— TASK DETAILS —
Write out the material exactly, without any of its pictures.

** start RAW RECORDS **

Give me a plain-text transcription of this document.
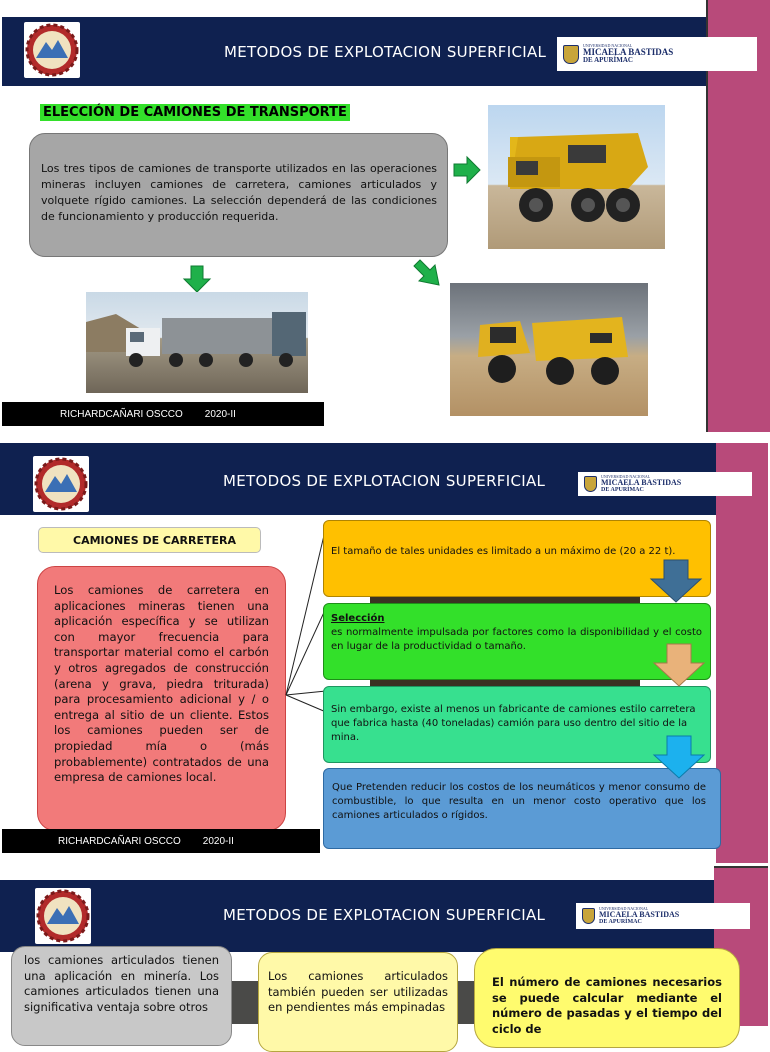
METODOS DE EXPLOTACION SUPERFICIAL	UNIVERSIDAD NACIONAL
MICAELA BASTIDAS
DE APURÍMAC
ELECCIÓN DE CAMIONES DE TRANSPORTE
Los tres tipos de camiones de transporte utilizados en las operaciones mineras incluyen camiones de carretera, camiones articulados y volquete rígido camiones. La selección dependerá de las condiciones de funcionamiento y producción requerida.
RICHARDCAÑARI OSCCO 2020-II
METODOS DE EXPLOTACION SUPERFICIAL	UNIVERSIDAD NACIONAL
MICAELA BASTIDAS
DE APURÍMAC
CAMIONES DE CARRETERA
Los camiones de carretera en aplicaciones mineras tienen una aplicación específica y se utilizan con mayor frecuencia para transportar material como el carbón y otros agregados de construcción (arena y grava, piedra triturada) para procesamiento adicional y / o entrega al sitio de un cliente. Estos los camiones pueden ser de propiedad mía o (más probablemente) contratados de una empresa de camiones local.
El tamaño de tales unidades es limitado a un máximo de (20 a 22 t).
Selección
es normalmente impulsada por factores como la disponibilidad y el costo en lugar de la productividad o tamaño.
Sin embargo, existe al menos un fabricante de camiones estilo carretera que fabrica hasta (40 toneladas) camión para uso dentro del sitio de la mina.
Que Pretenden reducir los costos de los neumáticos y menor consumo de combustible, lo que resulta en un menor costo operativo que los camiones articulados o rígidos.
RICHARDCAÑARI OSCCO 2020-II
METODOS DE EXPLOTACION SUPERFICIAL	UNIVERSIDAD NACIONAL
MICAELA BASTIDAS
DE APURÍMAC
los camiones articulados tienen una aplicación en minería. Los camiones articulados tienen una significativa ventaja sobre otros
Los camiones articulados también pueden ser utilizadas en pendientes más empinadas
El número de camiones necesarios se puede calcular mediante el número de pasadas y el tiempo del ciclo de
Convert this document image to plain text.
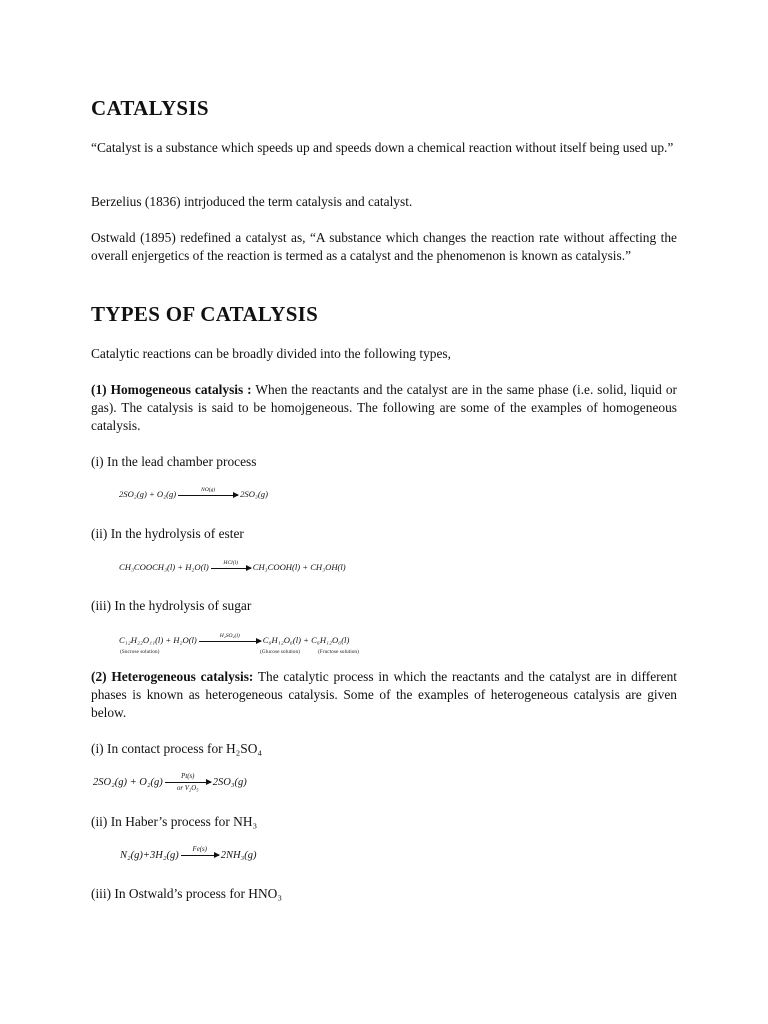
CATALYSIS
“Catalyst is a substance which speeds up and speeds down a chemical reaction without itself being used up.”
Berzelius (1836) intrjoduced the term catalysis and catalyst.
Ostwald (1895) redefined a catalyst as, “A substance which changes the reaction rate without affecting the overall enjergetics of the reaction is termed as a catalyst and the phenomenon is known as catalysis.”
TYPES OF CATALYSIS
Catalytic reactions can be broadly divided into the following types,
(1) Homogeneous catalysis : When the reactants and the catalyst are in the same phase (i.e. solid, liquid or gas). The catalysis is said to be homojgeneous. The following are some of the examples of homogeneous catalysis.
(i) In the lead chamber process
2SO₂(g) + O₂(g)	NO(g)	2SO₃(g)
(ii) In the hydrolysis of ester
CH₃COOCH₃(l) + H₂O(l)	HCl(l)	CH₃COOH(l) + CH₃OH(l)
(iii) In the hydrolysis of sugar
C₁₂H₂₂O₁₁(l) + H₂O(l)	H₂SO₄(l)	C₆H₁₂O₆(l) + C₆H₁₂O₆(l)
(Sucrose solution)	(Glucose solution)	(Fructose solution)
(2) Heterogeneous catalysis: The catalytic process in which the reactants and the catalyst are in different phases is known as heterogeneous catalysis. Some of the examples of heterogeneous catalysis are given below.
(i) In contact process for H₂SO₄
$2SO_2(g) + O_2(g) \frac{Pt(s)}{\text{or V₂O₅}} 2SO_3(g)$
(ii) In Haber’s process for NH₃
N₂(g)+3H₂(g)
Fe(s)
2NH₃(g)
(iii) In Ostwald’s process for HNO₃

** end RAW RECORDS **

— ANSWER —
Give me a plain-text transcription of this document.
METODOS DE EXPLOTACION SUPERFICIAL	UNIVERSIDAD NACIONAL
MICAELA BASTIDAS
DE APURÍMAC
ELECCIÓN DE CAMIONES DE TRANSPORTE
Los tres tipos de camiones de transporte utilizados en las operaciones mineras incluyen camiones de carretera, camiones articulados y volquete rígido camiones. La selección dependerá de las condiciones de funcionamiento y producción requerida.
RICHARDCAÑARI OSCCO 2020-II
METODOS DE EXPLOTACION SUPERFICIAL	UNIVERSIDAD NACIONAL
MICAELA BASTIDAS
DE APURÍMAC
CAMIONES DE CARRETERA
Los camiones de carretera en aplicaciones mineras tienen una aplicación específica y se utilizan con mayor frecuencia para transportar material como el carbón y otros agregados de construcción (arena y grava, piedra triturada) para procesamiento adicional y / o entrega al sitio de un cliente. Estos los camiones pueden ser de propiedad mía o (más probablemente) contratados de una empresa de camiones local.
El tamaño de tales unidades es limitado a un máximo de (20 a 22 t).
Selección
es normalmente impulsada por factores como la disponibilidad y el costo en lugar de la productividad o tamaño.
Sin embargo, existe al menos un fabricante de camiones estilo carretera que fabrica hasta (40 toneladas) camión para uso dentro del sitio de la mina.
Que Pretenden reducir los costos de los neumáticos y menor consumo de combustible, lo que resulta en un menor costo operativo que los camiones articulados o rígidos.
RICHARDCAÑARI OSCCO 2020-II
METODOS DE EXPLOTACION SUPERFICIAL	UNIVERSIDAD NACIONAL
MICAELA BASTIDAS
DE APURÍMAC
los camiones articulados tienen una aplicación en minería. Los camiones articulados tienen una significativa ventaja sobre otros
Los camiones articulados también pueden ser utilizadas en pendientes más empinadas
El número de camiones necesarios se puede calcular mediante el número de pasadas y el tiempo del ciclo de
Convert this document image to plain text.
CATALYSIS
“Catalyst is a substance which speeds up and speeds down a chemical reaction without itself being used up.”
Berzelius (1836) intrjoduced the term catalysis and catalyst.
Ostwald (1895) redefined a catalyst as, “A substance which changes the reaction rate without affecting the overall enjergetics of the reaction is termed as a catalyst and the phenomenon is known as catalysis.”
TYPES OF CATALYSIS
Catalytic reactions can be broadly divided into the following types,
(1) Homogeneous catalysis : When the reactants and the catalyst are in the same phase (i.e. solid, liquid or gas). The catalysis is said to be homojgeneous. The following are some of the examples of homogeneous catalysis.
(i) In the lead chamber process
2SO₂(g) + O₂(g)	NO(g)	2SO₃(g)
(ii) In the hydrolysis of ester
CH₃COOCH₃(l) + H₂O(l)	HCl(l)	CH₃COOH(l) + CH₃OH(l)
(iii) In the hydrolysis of sugar
C₁₂H₂₂O₁₁(l) + H₂O(l)	H₂SO₄(l)	C₆H₁₂O₆(l) + C₆H₁₂O₆(l)
(Sucrose solution)	(Glucose solution)	(Fructose solution)
(2) Heterogeneous catalysis: The catalytic process in which the reactants and the catalyst are in different phases is known as heterogeneous catalysis. Some of the examples of heterogeneous catalysis are given below.
(i) In contact process for H₂SO₄
$2SO_2(g) + O_2(g) \frac{Pt(s)}{\text{or V₂O₅}} 2SO_3(g)$
(ii) In Haber’s process for NH₃
N₂(g)+3H₂(g)
Fe(s)
2NH₃(g)
(iii) In Ostwald’s process for HNO₃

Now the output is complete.